* START *

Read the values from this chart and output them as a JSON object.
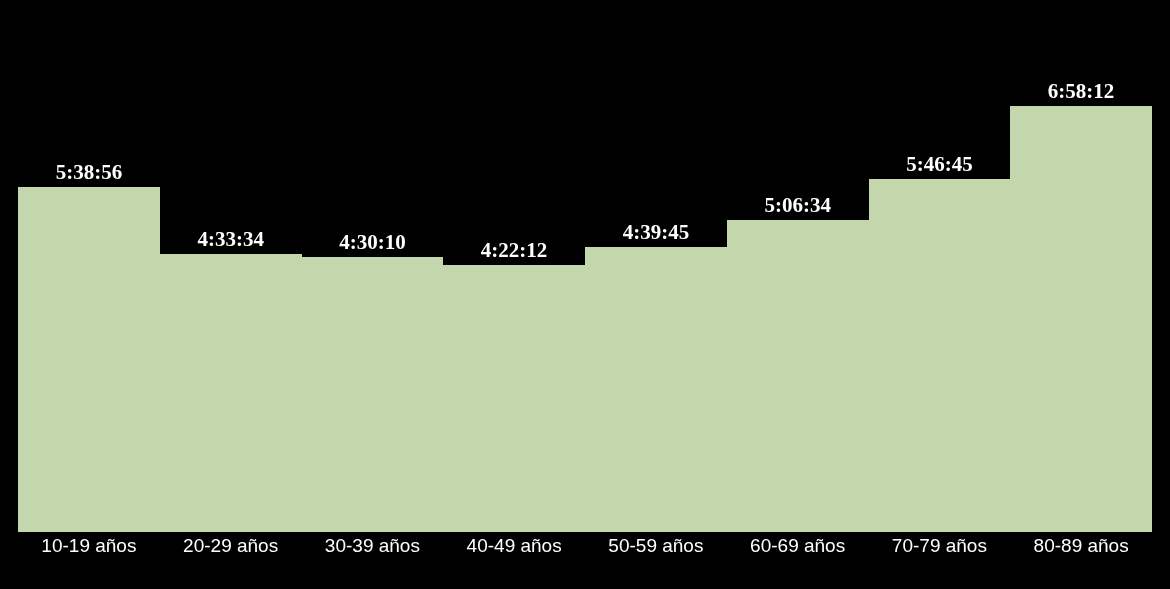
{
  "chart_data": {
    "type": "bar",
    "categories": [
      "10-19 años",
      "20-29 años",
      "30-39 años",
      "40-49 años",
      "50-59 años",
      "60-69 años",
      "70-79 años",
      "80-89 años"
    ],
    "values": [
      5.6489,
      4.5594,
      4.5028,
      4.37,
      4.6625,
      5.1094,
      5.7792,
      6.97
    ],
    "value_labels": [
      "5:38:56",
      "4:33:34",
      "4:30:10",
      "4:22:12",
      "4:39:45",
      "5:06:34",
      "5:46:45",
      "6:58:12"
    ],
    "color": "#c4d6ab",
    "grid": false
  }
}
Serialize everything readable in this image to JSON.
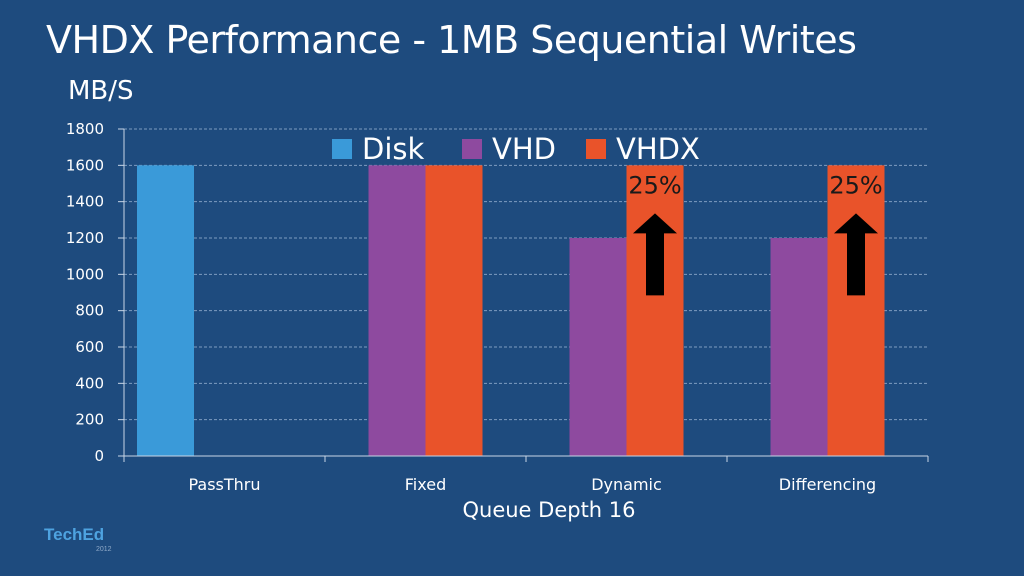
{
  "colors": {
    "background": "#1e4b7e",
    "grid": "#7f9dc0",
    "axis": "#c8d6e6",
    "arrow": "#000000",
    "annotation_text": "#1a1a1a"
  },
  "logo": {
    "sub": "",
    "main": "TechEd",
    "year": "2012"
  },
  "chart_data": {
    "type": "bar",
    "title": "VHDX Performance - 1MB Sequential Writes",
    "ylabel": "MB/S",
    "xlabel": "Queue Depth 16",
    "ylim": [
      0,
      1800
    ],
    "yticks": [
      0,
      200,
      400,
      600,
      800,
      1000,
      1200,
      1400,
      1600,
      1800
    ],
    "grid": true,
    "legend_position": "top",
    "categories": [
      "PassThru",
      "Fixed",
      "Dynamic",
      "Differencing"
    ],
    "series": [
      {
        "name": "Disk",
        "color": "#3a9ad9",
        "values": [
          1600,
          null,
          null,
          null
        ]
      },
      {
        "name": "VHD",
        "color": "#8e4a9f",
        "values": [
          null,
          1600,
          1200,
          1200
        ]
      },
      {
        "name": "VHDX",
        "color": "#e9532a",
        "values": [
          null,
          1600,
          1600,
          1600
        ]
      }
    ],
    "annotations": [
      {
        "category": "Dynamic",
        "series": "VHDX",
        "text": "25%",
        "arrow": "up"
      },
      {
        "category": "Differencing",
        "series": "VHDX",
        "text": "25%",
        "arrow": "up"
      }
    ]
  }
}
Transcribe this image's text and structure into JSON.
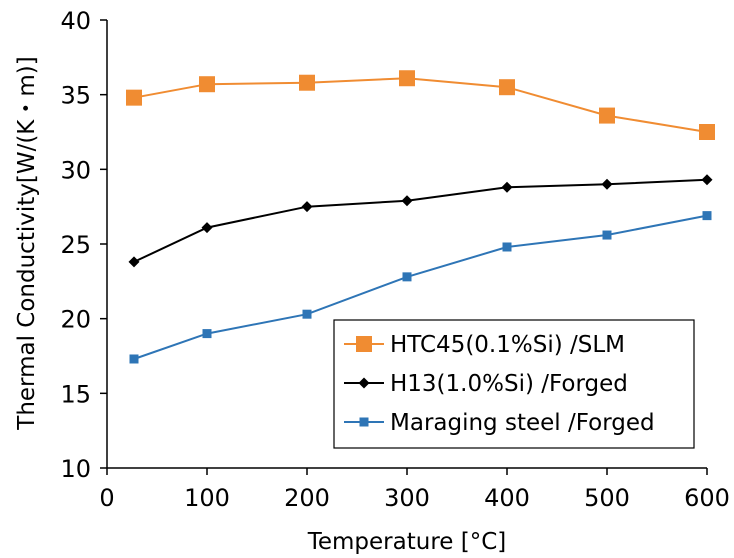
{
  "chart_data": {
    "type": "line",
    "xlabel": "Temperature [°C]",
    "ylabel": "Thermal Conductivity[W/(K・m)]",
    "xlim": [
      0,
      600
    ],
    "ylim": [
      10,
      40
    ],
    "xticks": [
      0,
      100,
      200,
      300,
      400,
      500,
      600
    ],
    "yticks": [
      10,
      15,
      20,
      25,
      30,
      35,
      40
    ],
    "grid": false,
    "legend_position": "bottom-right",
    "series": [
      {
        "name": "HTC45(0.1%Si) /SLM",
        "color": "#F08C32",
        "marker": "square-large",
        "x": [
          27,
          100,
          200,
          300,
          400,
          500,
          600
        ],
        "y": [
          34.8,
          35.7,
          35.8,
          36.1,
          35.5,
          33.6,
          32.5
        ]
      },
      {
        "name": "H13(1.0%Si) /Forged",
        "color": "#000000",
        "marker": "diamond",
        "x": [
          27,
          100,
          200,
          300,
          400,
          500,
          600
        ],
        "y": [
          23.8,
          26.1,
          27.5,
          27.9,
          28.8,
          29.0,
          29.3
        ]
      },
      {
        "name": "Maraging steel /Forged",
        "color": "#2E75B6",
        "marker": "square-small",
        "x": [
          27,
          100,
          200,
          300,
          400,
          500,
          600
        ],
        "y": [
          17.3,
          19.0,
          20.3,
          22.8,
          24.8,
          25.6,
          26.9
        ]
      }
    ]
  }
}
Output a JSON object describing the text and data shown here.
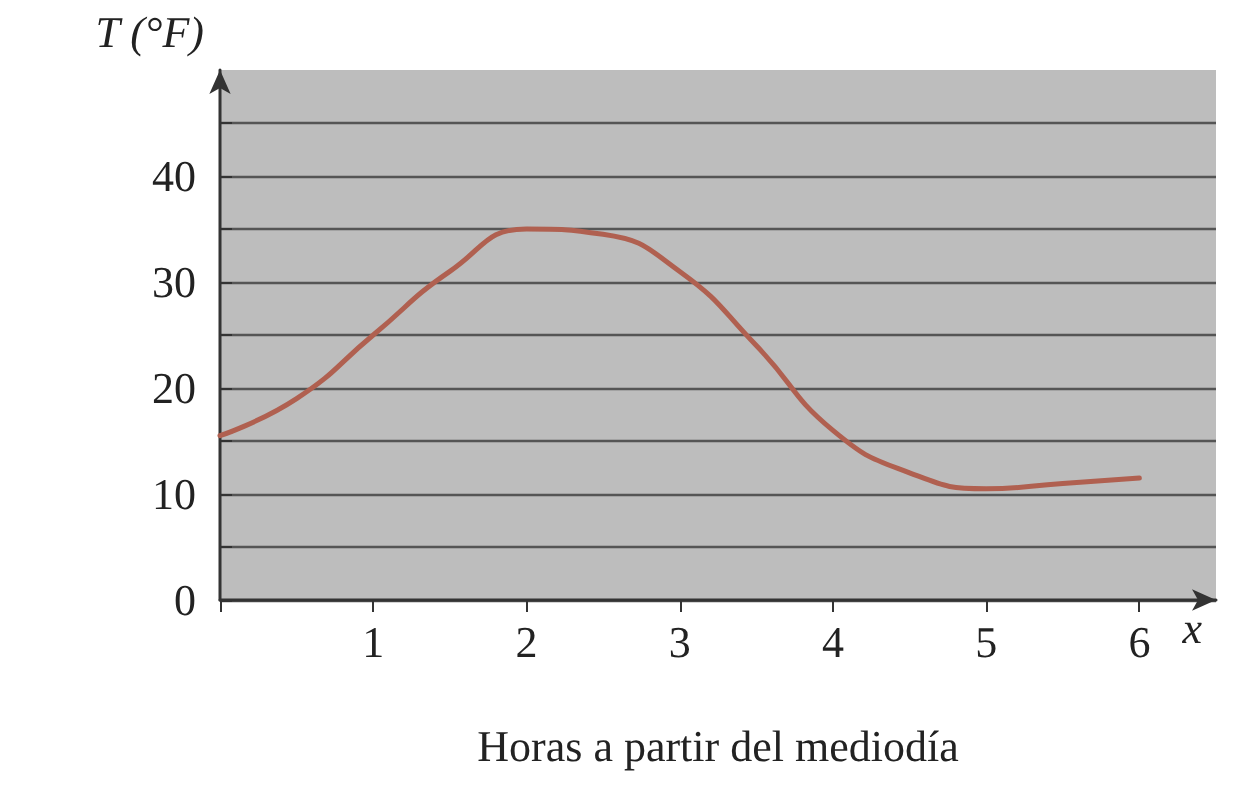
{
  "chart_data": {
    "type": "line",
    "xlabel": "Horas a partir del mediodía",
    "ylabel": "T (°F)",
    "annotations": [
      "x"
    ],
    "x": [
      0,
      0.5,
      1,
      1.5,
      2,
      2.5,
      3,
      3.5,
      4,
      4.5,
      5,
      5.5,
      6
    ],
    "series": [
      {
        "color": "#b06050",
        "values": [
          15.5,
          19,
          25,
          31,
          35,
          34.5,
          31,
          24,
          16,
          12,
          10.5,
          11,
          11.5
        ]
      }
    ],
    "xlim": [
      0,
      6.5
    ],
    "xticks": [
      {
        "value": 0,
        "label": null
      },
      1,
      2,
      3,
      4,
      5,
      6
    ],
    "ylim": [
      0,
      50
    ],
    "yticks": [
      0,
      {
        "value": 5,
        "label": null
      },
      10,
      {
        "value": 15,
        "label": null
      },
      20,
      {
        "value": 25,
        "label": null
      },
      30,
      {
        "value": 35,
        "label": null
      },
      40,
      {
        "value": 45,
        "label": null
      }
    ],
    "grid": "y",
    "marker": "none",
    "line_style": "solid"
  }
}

* END *

### Instructions for the task
Using the records above, copy every line that has the word "xlabel" in it.

### Written answer
    "xlabel": "Queue Depth 16",
    "xlabel": "Temperature [°C]",
    "xlabel": "Horas a partir del mediodía",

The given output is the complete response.